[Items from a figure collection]
* BEGIN *
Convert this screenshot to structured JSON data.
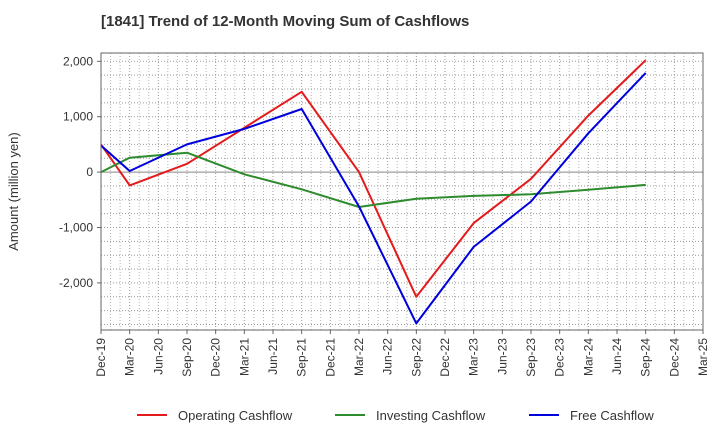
{
  "chart_data": {
    "type": "line",
    "title": "[1841]  Trend of 12-Month Moving Sum of Cashflows",
    "xlabel": "",
    "ylabel": "Amount (million yen)",
    "ylim": [
      -2850,
      2150
    ],
    "yticks": [
      2000,
      1000,
      0,
      -1000,
      -2000
    ],
    "ytick_labels": [
      "2,000",
      "1,000",
      "0",
      "-1,000",
      "-2,000"
    ],
    "x": [
      "Dec-19",
      "Mar-20",
      "Jun-20",
      "Sep-20",
      "Dec-20",
      "Mar-21",
      "Jun-21",
      "Sep-21",
      "Dec-21",
      "Mar-22",
      "Jun-22",
      "Sep-22",
      "Dec-22",
      "Mar-23",
      "Jun-23",
      "Sep-23",
      "Dec-23",
      "Mar-24",
      "Jun-24",
      "Sep-24",
      "Dec-24",
      "Mar-25"
    ],
    "grid": true,
    "legend_position": "bottom",
    "series": [
      {
        "name": "Operating Cashflow",
        "color": "#e41a1c",
        "points": [
          {
            "x": "Dec-19",
            "y": 500
          },
          {
            "x": "Mar-20",
            "y": -240
          },
          {
            "x": "Sep-20",
            "y": 150
          },
          {
            "x": "Sep-21",
            "y": 1450
          },
          {
            "x": "Mar-22",
            "y": 0
          },
          {
            "x": "Sep-22",
            "y": -2250
          },
          {
            "x": "Mar-23",
            "y": -920
          },
          {
            "x": "Sep-23",
            "y": -120
          },
          {
            "x": "Mar-24",
            "y": 1020
          },
          {
            "x": "Sep-24",
            "y": 2020
          }
        ]
      },
      {
        "name": "Investing Cashflow",
        "color": "#2e8b2e",
        "points": [
          {
            "x": "Dec-19",
            "y": 0
          },
          {
            "x": "Mar-20",
            "y": 260
          },
          {
            "x": "Sep-20",
            "y": 350
          },
          {
            "x": "Mar-21",
            "y": -40
          },
          {
            "x": "Sep-21",
            "y": -310
          },
          {
            "x": "Mar-22",
            "y": -630
          },
          {
            "x": "Sep-22",
            "y": -480
          },
          {
            "x": "Mar-23",
            "y": -430
          },
          {
            "x": "Sep-23",
            "y": -400
          },
          {
            "x": "Mar-24",
            "y": -320
          },
          {
            "x": "Sep-24",
            "y": -230
          }
        ]
      },
      {
        "name": "Free Cashflow",
        "color": "#0000dd",
        "points": [
          {
            "x": "Dec-19",
            "y": 480
          },
          {
            "x": "Mar-20",
            "y": 20
          },
          {
            "x": "Sep-20",
            "y": 500
          },
          {
            "x": "Mar-21",
            "y": 780
          },
          {
            "x": "Sep-21",
            "y": 1140
          },
          {
            "x": "Mar-22",
            "y": -620
          },
          {
            "x": "Sep-22",
            "y": -2730
          },
          {
            "x": "Mar-23",
            "y": -1350
          },
          {
            "x": "Sep-23",
            "y": -530
          },
          {
            "x": "Mar-24",
            "y": 700
          },
          {
            "x": "Sep-24",
            "y": 1790
          }
        ]
      }
    ]
  }
}
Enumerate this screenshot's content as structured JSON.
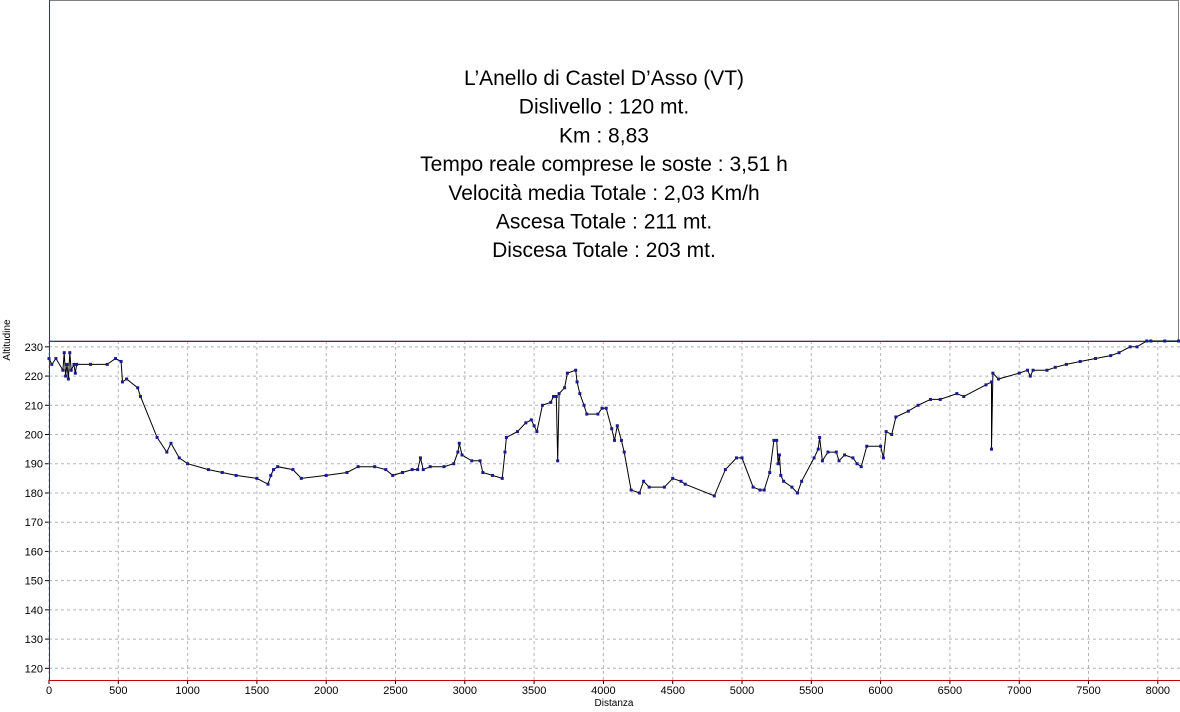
* END *
Short problem: Omit all pictures while transcribing the entries verbatim.

Result below:
Convert this screenshot to structured JSON data.
{
  "chart_data": {
    "type": "line",
    "title": "[1841]  Trend of 12-Month Moving Sum of Cashflows",
    "xlabel": "",
    "ylabel": "Amount (million yen)",
    "ylim": [
      -2850,
      2150
    ],
    "yticks": [
      2000,
      1000,
      0,
      -1000,
      -2000
    ],
    "ytick_labels": [
      "2,000",
      "1,000",
      "0",
      "-1,000",
      "-2,000"
    ],
    "x": [
      "Dec-19",
      "Mar-20",
      "Jun-20",
      "Sep-20",
      "Dec-20",
      "Mar-21",
      "Jun-21",
      "Sep-21",
      "Dec-21",
      "Mar-22",
      "Jun-22",
      "Sep-22",
      "Dec-22",
      "Mar-23",
      "Jun-23",
      "Sep-23",
      "Dec-23",
      "Mar-24",
      "Jun-24",
      "Sep-24",
      "Dec-24",
      "Mar-25"
    ],
    "grid": true,
    "legend_position": "bottom",
    "series": [
      {
        "name": "Operating Cashflow",
        "color": "#e41a1c",
        "points": [
          {
            "x": "Dec-19",
            "y": 500
          },
          {
            "x": "Mar-20",
            "y": -240
          },
          {
            "x": "Sep-20",
            "y": 150
          },
          {
            "x": "Sep-21",
            "y": 1450
          },
          {
            "x": "Mar-22",
            "y": 0
          },
          {
            "x": "Sep-22",
            "y": -2250
          },
          {
            "x": "Mar-23",
            "y": -920
          },
          {
            "x": "Sep-23",
            "y": -120
          },
          {
            "x": "Mar-24",
            "y": 1020
          },
          {
            "x": "Sep-24",
            "y": 2020
          }
        ]
      },
      {
        "name": "Investing Cashflow",
        "color": "#2e8b2e",
        "points": [
          {
            "x": "Dec-19",
            "y": 0
          },
          {
            "x": "Mar-20",
            "y": 260
          },
          {
            "x": "Sep-20",
            "y": 350
          },
          {
            "x": "Mar-21",
            "y": -40
          },
          {
            "x": "Sep-21",
            "y": -310
          },
          {
            "x": "Mar-22",
            "y": -630
          },
          {
            "x": "Sep-22",
            "y": -480
          },
          {
            "x": "Mar-23",
            "y": -430
          },
          {
            "x": "Sep-23",
            "y": -400
          },
          {
            "x": "Mar-24",
            "y": -320
          },
          {
            "x": "Sep-24",
            "y": -230
          }
        ]
      },
      {
        "name": "Free Cashflow",
        "color": "#0000dd",
        "points": [
          {
            "x": "Dec-19",
            "y": 480
          },
          {
            "x": "Mar-20",
            "y": 20
          },
          {
            "x": "Sep-20",
            "y": 500
          },
          {
            "x": "Mar-21",
            "y": 780
          },
          {
            "x": "Sep-21",
            "y": 1140
          },
          {
            "x": "Mar-22",
            "y": -620
          },
          {
            "x": "Sep-22",
            "y": -2730
          },
          {
            "x": "Mar-23",
            "y": -1350
          },
          {
            "x": "Sep-23",
            "y": -530
          },
          {
            "x": "Mar-24",
            "y": 700
          },
          {
            "x": "Sep-24",
            "y": 1790
          }
        ]
      }
    ]
  }
}
Enumerate this screenshot's content as structured JSON.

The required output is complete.